[Stated goal]
Omit all pictures. Copy the rest of the material exactly.

------------------------------------------------------------

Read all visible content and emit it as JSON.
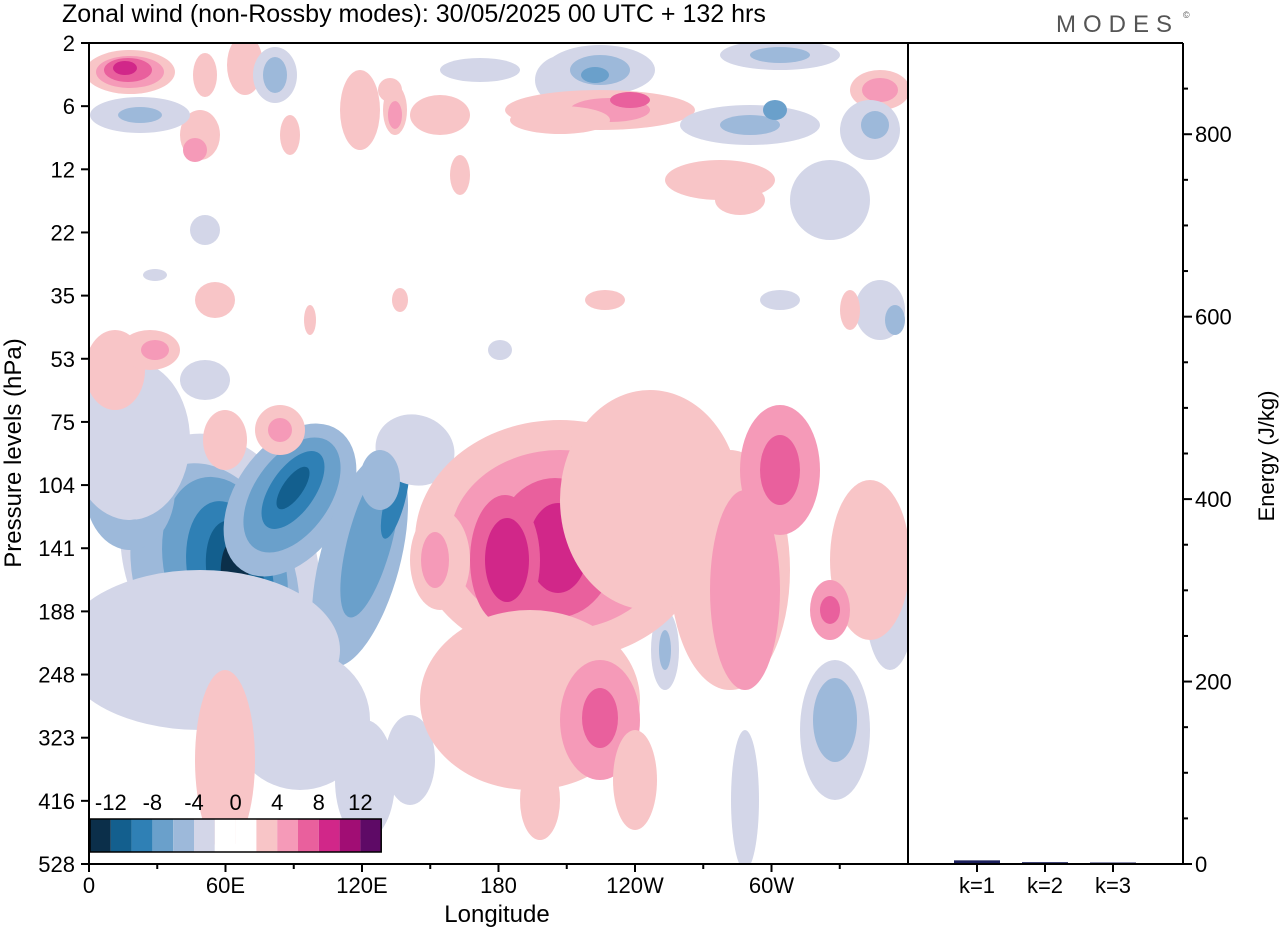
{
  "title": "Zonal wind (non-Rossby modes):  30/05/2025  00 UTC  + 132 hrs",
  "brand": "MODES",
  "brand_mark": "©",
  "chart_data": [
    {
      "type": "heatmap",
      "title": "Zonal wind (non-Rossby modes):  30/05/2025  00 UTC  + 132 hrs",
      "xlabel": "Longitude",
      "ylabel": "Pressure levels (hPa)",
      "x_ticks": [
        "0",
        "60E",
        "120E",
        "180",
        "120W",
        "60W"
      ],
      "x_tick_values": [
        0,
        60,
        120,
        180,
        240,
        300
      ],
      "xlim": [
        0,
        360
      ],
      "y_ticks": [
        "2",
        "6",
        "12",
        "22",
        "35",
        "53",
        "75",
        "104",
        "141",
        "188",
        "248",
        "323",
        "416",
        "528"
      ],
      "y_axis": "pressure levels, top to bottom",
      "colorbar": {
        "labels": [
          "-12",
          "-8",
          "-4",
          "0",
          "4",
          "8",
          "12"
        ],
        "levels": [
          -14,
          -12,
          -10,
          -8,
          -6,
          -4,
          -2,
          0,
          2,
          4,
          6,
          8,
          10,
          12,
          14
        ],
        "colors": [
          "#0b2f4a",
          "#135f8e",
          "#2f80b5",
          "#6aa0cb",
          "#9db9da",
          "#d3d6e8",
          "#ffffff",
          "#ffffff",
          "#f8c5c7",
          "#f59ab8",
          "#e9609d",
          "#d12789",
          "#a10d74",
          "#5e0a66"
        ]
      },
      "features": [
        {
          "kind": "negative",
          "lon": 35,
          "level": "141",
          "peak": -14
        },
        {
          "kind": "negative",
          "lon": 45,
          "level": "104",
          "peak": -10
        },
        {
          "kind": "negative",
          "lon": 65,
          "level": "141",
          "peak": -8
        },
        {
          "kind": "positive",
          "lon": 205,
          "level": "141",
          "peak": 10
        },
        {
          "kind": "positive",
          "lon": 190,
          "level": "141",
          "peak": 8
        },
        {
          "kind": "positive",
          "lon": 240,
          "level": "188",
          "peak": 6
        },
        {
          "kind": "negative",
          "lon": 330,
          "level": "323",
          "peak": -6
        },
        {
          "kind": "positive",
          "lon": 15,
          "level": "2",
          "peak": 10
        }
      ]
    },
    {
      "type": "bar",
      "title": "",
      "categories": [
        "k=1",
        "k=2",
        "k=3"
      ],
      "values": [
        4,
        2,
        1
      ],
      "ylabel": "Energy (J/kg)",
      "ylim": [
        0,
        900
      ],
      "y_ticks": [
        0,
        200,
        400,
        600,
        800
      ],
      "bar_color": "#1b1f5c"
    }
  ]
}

------------------------------------------------------------

[Expected answer]
Read all visible content and emit it as JSON.
{
  "title": "Zonal wind (non-Rossby modes):  30/05/2025  00 UTC  + 132 hrs",
  "brand": "MODES",
  "brand_mark": "©",
  "chart_data": [
    {
      "type": "heatmap",
      "title": "Zonal wind (non-Rossby modes):  30/05/2025  00 UTC  + 132 hrs",
      "xlabel": "Longitude",
      "ylabel": "Pressure levels (hPa)",
      "x_ticks": [
        "0",
        "60E",
        "120E",
        "180",
        "120W",
        "60W"
      ],
      "x_tick_values": [
        0,
        60,
        120,
        180,
        240,
        300
      ],
      "xlim": [
        0,
        360
      ],
      "y_ticks": [
        "2",
        "6",
        "12",
        "22",
        "35",
        "53",
        "75",
        "104",
        "141",
        "188",
        "248",
        "323",
        "416",
        "528"
      ],
      "y_axis": "pressure levels, top to bottom",
      "colorbar": {
        "labels": [
          "-12",
          "-8",
          "-4",
          "0",
          "4",
          "8",
          "12"
        ],
        "levels": [
          -14,
          -12,
          -10,
          -8,
          -6,
          -4,
          -2,
          0,
          2,
          4,
          6,
          8,
          10,
          12,
          14
        ],
        "colors": [
          "#0b2f4a",
          "#135f8e",
          "#2f80b5",
          "#6aa0cb",
          "#9db9da",
          "#d3d6e8",
          "#ffffff",
          "#ffffff",
          "#f8c5c7",
          "#f59ab8",
          "#e9609d",
          "#d12789",
          "#a10d74",
          "#5e0a66"
        ]
      },
      "features": [
        {
          "kind": "negative",
          "lon": 35,
          "level": "141",
          "peak": -14
        },
        {
          "kind": "negative",
          "lon": 45,
          "level": "104",
          "peak": -10
        },
        {
          "kind": "negative",
          "lon": 65,
          "level": "141",
          "peak": -8
        },
        {
          "kind": "positive",
          "lon": 205,
          "level": "141",
          "peak": 10
        },
        {
          "kind": "positive",
          "lon": 190,
          "level": "141",
          "peak": 8
        },
        {
          "kind": "positive",
          "lon": 240,
          "level": "188",
          "peak": 6
        },
        {
          "kind": "negative",
          "lon": 330,
          "level": "323",
          "peak": -6
        },
        {
          "kind": "positive",
          "lon": 15,
          "level": "2",
          "peak": 10
        }
      ]
    },
    {
      "type": "bar",
      "title": "",
      "categories": [
        "k=1",
        "k=2",
        "k=3"
      ],
      "values": [
        4,
        2,
        1
      ],
      "ylabel": "Energy (J/kg)",
      "ylim": [
        0,
        900
      ],
      "y_ticks": [
        0,
        200,
        400,
        600,
        800
      ],
      "bar_color": "#1b1f5c"
    }
  ]
}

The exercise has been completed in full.